> _AIM OF THE EXERCISE_
Below are entries. Pull out all lines containing "English".

☆ ☆ ☆ ☆ ☆ ☆ ☆

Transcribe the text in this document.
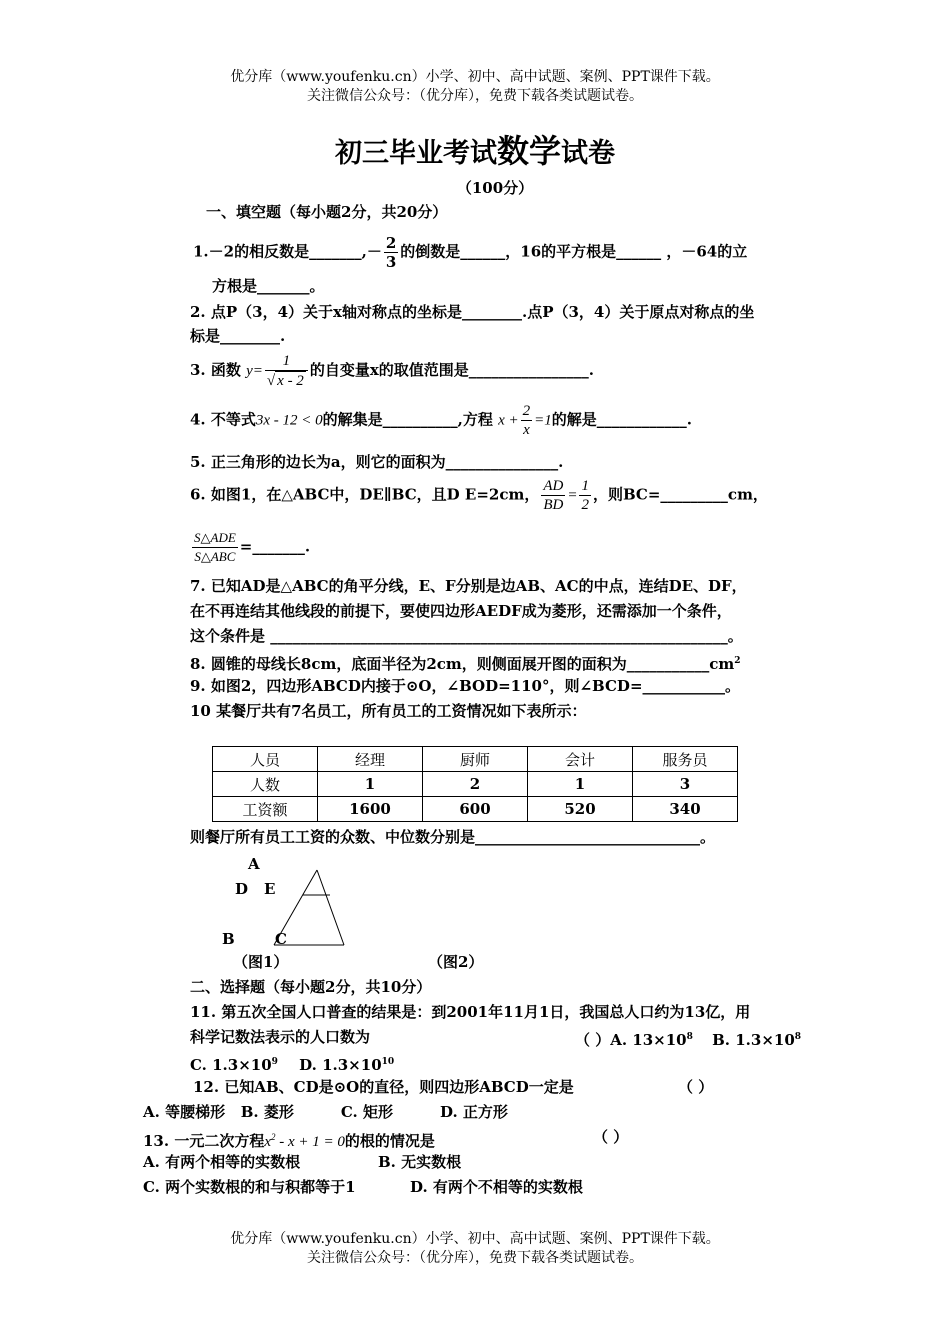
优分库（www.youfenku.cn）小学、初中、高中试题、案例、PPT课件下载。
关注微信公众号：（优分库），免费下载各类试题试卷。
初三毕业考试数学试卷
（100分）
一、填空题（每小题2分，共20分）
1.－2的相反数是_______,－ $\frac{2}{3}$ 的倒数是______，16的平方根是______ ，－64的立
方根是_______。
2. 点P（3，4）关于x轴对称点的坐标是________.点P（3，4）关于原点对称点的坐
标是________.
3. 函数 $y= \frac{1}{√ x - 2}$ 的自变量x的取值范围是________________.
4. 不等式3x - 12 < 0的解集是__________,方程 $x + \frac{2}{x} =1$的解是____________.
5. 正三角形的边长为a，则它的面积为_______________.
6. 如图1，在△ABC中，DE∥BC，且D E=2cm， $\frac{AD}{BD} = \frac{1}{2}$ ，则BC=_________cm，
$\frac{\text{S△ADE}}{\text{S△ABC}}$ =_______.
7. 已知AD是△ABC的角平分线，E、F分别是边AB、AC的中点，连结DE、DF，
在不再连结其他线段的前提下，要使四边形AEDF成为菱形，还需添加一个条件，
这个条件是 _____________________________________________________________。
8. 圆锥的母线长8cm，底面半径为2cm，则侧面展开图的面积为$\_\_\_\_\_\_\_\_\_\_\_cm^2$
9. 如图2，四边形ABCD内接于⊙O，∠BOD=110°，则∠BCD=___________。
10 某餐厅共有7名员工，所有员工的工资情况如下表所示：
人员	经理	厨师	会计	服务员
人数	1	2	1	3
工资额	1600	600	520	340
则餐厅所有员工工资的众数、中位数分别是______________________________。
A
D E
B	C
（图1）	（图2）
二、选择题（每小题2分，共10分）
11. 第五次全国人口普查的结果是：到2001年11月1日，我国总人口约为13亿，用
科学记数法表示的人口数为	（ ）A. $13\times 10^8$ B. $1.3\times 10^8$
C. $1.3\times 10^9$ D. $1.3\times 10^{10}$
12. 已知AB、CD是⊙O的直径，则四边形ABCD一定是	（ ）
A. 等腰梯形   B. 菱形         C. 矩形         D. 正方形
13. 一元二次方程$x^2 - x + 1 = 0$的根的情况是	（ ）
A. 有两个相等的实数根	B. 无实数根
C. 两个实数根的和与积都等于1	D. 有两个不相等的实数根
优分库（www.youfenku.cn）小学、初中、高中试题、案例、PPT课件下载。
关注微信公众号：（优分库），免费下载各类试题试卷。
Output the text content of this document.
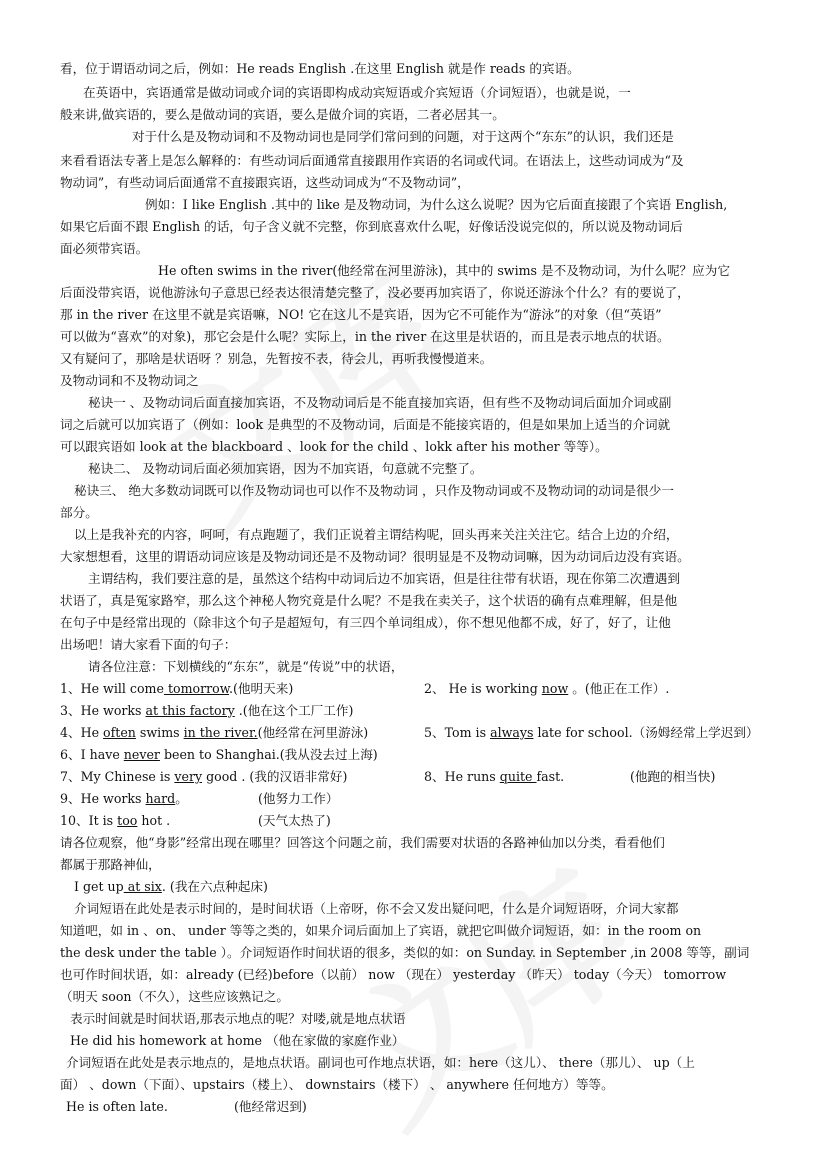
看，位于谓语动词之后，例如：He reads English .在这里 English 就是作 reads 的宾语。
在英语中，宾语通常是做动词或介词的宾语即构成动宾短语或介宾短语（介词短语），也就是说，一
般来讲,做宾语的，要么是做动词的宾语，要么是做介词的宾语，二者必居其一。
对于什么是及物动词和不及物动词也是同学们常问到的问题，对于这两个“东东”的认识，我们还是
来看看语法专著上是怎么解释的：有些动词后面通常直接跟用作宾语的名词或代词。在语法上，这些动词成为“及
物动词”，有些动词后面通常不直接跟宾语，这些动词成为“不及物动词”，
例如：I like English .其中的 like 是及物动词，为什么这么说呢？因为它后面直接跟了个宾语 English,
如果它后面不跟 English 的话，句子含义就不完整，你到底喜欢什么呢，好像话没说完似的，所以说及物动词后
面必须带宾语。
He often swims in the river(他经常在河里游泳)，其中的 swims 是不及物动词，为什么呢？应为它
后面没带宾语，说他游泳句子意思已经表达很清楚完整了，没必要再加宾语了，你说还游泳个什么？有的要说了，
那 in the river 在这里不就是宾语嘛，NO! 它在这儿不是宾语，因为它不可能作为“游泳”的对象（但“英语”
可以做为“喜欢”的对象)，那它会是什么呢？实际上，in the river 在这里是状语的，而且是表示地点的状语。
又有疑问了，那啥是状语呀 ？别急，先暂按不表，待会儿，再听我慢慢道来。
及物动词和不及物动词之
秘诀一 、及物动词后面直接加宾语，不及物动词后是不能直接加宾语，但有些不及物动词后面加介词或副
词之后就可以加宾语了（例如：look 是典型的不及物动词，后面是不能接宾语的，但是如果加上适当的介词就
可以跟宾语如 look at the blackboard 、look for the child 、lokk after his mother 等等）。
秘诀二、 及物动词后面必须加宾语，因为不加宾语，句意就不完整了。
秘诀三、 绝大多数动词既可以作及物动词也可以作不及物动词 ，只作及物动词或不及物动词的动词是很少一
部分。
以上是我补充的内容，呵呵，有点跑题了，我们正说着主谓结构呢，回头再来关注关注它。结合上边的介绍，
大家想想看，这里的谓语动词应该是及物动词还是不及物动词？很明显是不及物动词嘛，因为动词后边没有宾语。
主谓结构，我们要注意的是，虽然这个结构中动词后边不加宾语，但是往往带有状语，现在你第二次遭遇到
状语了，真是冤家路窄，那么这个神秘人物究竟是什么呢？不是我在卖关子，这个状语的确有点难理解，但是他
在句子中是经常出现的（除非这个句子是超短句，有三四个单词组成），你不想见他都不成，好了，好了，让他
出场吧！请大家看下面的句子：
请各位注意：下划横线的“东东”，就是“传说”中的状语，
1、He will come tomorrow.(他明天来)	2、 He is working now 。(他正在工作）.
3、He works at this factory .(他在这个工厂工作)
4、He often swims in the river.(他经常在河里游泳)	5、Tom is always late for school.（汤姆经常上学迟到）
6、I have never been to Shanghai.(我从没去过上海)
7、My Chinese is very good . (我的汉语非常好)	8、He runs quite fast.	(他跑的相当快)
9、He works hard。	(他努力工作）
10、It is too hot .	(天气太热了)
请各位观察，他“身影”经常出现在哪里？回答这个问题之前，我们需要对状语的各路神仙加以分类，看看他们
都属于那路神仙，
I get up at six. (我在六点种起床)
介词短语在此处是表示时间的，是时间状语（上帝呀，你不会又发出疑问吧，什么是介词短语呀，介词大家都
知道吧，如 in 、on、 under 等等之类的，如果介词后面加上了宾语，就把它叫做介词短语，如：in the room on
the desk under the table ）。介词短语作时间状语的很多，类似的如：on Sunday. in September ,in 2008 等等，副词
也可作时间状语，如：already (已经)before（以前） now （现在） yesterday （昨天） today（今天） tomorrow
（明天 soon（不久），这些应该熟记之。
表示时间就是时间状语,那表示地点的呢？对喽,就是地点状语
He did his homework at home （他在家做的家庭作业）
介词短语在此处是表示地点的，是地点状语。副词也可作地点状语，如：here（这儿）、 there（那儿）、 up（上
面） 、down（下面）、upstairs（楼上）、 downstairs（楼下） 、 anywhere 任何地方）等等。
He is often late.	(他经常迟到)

☆ ☆ ☆ ☆ ☆ ☆ ☆

> _EXERCISE ANSWER_
看，位于谓语动词之后，例如：He reads English .在这里 English 就是作 reads 的宾语。
例如：I like English .其中的 like 是及物动词，为什么这么说呢？因为它后面直接跟了个宾语 English,
如果它后面不跟 English 的话，句子含义就不完整，你到底喜欢什么呢，好像话没说完似的，所以说及物动词后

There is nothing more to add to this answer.